### Stated problem
Copy all records verbatim.

### Records shown
◆ ◆ ◆ ◆

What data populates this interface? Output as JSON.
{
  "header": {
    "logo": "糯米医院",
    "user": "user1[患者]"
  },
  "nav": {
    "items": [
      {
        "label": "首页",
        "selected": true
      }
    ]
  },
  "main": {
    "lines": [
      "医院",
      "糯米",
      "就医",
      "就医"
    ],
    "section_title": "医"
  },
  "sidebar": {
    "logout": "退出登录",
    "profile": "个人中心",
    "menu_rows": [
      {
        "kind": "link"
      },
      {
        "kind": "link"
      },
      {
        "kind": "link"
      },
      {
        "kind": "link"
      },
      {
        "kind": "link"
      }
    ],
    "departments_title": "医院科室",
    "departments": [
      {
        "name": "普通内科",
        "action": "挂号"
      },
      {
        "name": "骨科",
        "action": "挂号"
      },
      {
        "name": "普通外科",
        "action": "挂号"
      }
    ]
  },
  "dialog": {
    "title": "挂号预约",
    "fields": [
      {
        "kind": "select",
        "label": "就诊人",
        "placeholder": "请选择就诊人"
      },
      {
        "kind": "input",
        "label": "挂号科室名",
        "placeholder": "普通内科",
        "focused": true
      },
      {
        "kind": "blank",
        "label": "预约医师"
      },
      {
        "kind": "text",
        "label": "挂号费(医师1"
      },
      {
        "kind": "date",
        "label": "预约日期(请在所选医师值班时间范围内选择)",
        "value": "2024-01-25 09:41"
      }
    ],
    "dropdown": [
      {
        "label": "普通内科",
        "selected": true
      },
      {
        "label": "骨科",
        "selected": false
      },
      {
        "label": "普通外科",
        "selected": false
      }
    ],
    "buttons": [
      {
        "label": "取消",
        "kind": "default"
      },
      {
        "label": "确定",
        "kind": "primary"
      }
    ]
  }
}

◆ ◆ ◆ ◆

### Answer to the exercise
What data populates this interface? Output as JSON.
{
  "header": {
    "logo": "糯米医院",
    "user": "user1[患者]"
  },
  "nav": {
    "items": [
      {
        "label": "首页",
        "selected": true
      }
    ]
  },
  "main": {
    "lines": [
      "医院",
      "糯米",
      "就医",
      "就医"
    ],
    "section_title": "医"
  },
  "sidebar": {
    "logout": "退出登录",
    "profile": "个人中心",
    "menu_rows": [
      {
        "kind": "link"
      },
      {
        "kind": "link"
      },
      {
        "kind": "link"
      },
      {
        "kind": "link"
      },
      {
        "kind": "link"
      }
    ],
    "departments_title": "医院科室",
    "departments": [
      {
        "name": "普通内科",
        "action": "挂号"
      },
      {
        "name": "骨科",
        "action": "挂号"
      },
      {
        "name": "普通外科",
        "action": "挂号"
      }
    ]
  },
  "dialog": {
    "title": "挂号预约",
    "fields": [
      {
        "kind": "select",
        "label": "就诊人",
        "placeholder": "请选择就诊人"
      },
      {
        "kind": "input",
        "label": "挂号科室名",
        "placeholder": "普通内科",
        "focused": true
      },
      {
        "kind": "blank",
        "label": "预约医师"
      },
      {
        "kind": "text",
        "label": "挂号费(医师1"
      },
      {
        "kind": "date",
        "label": "预约日期(请在所选医师值班时间范围内选择)",
        "value": "2024-01-25 09:41"
      }
    ],
    "dropdown": [
      {
        "label": "普通内科",
        "selected": true
      },
      {
        "label": "骨科",
        "selected": false
      },
      {
        "label": "普通外科",
        "selected": false
      }
    ],
    "buttons": [
      {
        "label": "取消",
        "kind": "default"
      },
      {
        "label": "确定",
        "kind": "primary"
      }
    ]
  }
}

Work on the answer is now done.